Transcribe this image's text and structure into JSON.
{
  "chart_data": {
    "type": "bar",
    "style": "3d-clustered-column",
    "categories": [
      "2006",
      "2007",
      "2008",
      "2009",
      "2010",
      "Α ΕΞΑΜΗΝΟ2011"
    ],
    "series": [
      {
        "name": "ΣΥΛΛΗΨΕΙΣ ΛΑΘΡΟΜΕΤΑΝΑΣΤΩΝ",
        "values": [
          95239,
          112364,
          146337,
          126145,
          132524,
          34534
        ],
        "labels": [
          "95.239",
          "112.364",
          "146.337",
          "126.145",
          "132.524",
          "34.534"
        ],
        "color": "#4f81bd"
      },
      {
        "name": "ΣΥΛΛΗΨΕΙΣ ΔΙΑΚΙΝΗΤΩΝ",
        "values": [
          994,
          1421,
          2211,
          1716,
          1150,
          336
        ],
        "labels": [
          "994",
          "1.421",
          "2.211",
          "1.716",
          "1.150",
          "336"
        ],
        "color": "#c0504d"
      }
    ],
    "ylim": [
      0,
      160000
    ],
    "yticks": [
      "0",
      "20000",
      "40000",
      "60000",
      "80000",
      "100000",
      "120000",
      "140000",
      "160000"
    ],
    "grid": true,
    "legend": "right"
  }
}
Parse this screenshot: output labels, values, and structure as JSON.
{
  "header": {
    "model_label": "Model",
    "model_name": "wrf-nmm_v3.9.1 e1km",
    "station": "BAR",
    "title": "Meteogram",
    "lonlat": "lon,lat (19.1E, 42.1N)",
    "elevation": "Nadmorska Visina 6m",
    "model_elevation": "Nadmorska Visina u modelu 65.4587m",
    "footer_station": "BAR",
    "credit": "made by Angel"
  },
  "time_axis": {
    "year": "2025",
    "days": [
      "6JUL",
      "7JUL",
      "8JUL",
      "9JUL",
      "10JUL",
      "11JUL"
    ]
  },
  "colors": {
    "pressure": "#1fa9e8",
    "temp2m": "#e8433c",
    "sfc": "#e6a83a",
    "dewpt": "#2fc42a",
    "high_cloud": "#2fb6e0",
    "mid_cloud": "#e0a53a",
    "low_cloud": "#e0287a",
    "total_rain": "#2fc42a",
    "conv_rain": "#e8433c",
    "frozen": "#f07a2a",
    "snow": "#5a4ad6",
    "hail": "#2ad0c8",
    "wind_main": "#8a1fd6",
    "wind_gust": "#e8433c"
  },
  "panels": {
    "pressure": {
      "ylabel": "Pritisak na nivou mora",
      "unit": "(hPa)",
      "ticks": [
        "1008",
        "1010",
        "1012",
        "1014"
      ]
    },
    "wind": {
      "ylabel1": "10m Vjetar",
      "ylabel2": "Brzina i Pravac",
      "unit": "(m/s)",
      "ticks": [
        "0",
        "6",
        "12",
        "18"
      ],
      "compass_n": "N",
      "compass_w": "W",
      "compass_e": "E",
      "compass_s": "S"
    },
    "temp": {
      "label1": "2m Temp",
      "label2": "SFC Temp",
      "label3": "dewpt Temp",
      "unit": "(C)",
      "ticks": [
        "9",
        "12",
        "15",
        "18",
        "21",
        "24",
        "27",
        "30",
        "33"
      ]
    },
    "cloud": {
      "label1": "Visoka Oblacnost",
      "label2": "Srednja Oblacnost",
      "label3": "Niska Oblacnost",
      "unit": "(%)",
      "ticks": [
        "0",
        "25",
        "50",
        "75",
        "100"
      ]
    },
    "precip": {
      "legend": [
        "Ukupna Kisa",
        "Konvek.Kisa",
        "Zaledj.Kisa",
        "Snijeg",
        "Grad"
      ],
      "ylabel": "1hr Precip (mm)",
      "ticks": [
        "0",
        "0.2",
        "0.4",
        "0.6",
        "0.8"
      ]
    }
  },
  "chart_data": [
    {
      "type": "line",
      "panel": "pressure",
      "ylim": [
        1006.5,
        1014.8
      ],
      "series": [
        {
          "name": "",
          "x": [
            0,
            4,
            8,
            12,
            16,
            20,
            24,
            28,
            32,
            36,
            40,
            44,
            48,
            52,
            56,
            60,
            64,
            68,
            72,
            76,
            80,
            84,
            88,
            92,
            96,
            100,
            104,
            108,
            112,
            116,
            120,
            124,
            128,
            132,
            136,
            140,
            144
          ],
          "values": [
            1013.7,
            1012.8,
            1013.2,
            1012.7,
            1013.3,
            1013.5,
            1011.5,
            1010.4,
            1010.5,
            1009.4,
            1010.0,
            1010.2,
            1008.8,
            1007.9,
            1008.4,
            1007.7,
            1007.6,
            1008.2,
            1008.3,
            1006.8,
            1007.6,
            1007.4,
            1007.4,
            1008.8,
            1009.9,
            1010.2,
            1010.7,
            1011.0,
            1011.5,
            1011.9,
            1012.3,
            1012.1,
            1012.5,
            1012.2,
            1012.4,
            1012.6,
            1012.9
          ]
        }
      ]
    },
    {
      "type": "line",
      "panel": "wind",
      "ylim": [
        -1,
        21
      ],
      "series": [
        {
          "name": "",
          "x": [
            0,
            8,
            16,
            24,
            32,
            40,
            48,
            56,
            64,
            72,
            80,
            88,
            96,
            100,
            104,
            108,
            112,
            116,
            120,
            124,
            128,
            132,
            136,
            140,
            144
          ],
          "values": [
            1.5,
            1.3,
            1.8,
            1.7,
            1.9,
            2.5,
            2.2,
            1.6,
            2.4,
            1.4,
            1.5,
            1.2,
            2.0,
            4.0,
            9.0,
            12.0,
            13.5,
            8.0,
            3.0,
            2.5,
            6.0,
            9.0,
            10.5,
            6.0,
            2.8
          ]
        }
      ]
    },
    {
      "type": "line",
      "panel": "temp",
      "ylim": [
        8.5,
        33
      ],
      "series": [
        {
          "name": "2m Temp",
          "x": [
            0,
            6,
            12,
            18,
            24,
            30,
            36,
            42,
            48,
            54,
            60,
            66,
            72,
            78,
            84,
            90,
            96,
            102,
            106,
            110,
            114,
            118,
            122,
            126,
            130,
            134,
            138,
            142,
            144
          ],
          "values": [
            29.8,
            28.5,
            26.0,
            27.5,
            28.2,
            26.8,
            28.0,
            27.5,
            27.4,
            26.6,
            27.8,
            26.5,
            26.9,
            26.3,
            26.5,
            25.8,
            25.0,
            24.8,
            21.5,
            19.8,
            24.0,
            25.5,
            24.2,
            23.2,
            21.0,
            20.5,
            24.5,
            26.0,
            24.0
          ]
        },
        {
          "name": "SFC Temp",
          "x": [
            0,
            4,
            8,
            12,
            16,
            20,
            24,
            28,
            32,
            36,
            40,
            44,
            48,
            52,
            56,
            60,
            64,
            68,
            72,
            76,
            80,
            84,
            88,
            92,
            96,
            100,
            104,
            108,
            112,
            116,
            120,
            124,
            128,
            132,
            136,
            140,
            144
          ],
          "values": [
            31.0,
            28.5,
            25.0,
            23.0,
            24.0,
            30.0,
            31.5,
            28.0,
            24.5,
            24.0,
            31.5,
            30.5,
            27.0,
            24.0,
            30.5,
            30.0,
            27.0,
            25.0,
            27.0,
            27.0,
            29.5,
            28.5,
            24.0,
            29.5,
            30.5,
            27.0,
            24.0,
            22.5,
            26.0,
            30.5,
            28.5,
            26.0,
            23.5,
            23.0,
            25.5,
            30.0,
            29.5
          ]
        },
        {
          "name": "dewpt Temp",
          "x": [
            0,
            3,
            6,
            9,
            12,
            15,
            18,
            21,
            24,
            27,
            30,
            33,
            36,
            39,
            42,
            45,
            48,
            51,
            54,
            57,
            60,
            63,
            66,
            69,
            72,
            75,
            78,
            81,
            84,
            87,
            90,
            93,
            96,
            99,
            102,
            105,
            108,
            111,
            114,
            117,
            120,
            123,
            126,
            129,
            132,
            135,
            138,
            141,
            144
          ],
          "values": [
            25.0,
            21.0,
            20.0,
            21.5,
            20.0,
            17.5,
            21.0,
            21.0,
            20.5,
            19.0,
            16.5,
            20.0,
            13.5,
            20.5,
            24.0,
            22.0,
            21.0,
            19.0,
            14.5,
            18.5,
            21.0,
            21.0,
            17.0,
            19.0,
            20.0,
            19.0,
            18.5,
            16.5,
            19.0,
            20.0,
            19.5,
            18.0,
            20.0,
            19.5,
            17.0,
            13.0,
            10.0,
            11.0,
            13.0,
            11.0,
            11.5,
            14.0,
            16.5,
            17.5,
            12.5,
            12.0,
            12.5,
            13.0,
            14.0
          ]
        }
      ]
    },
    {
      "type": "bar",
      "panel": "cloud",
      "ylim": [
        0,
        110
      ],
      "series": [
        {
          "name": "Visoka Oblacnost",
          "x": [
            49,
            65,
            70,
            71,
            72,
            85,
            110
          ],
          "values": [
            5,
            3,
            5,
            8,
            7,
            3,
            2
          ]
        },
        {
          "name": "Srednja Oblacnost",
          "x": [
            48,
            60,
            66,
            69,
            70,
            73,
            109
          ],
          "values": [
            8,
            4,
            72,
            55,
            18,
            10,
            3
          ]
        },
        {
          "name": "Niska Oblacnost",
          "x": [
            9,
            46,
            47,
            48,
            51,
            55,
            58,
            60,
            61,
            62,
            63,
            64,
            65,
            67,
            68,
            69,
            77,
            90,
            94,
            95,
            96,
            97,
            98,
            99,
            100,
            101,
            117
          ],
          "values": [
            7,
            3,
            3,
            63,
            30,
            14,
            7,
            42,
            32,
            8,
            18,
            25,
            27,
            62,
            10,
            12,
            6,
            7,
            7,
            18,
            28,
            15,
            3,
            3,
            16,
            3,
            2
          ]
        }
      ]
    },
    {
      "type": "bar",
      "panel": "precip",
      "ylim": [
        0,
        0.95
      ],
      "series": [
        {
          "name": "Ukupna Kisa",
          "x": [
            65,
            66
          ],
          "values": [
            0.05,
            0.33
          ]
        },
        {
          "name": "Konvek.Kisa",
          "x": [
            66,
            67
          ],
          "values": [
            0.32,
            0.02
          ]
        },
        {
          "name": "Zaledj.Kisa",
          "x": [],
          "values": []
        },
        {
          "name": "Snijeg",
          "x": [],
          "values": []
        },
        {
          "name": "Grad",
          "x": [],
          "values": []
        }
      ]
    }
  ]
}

◆ ◆ ◆ ◆ ◆ ◆ ◆

_TASK PROMPT_. Reply with nothing except the number of lines in the listing above that include "Visoka".

_REPLY_. 2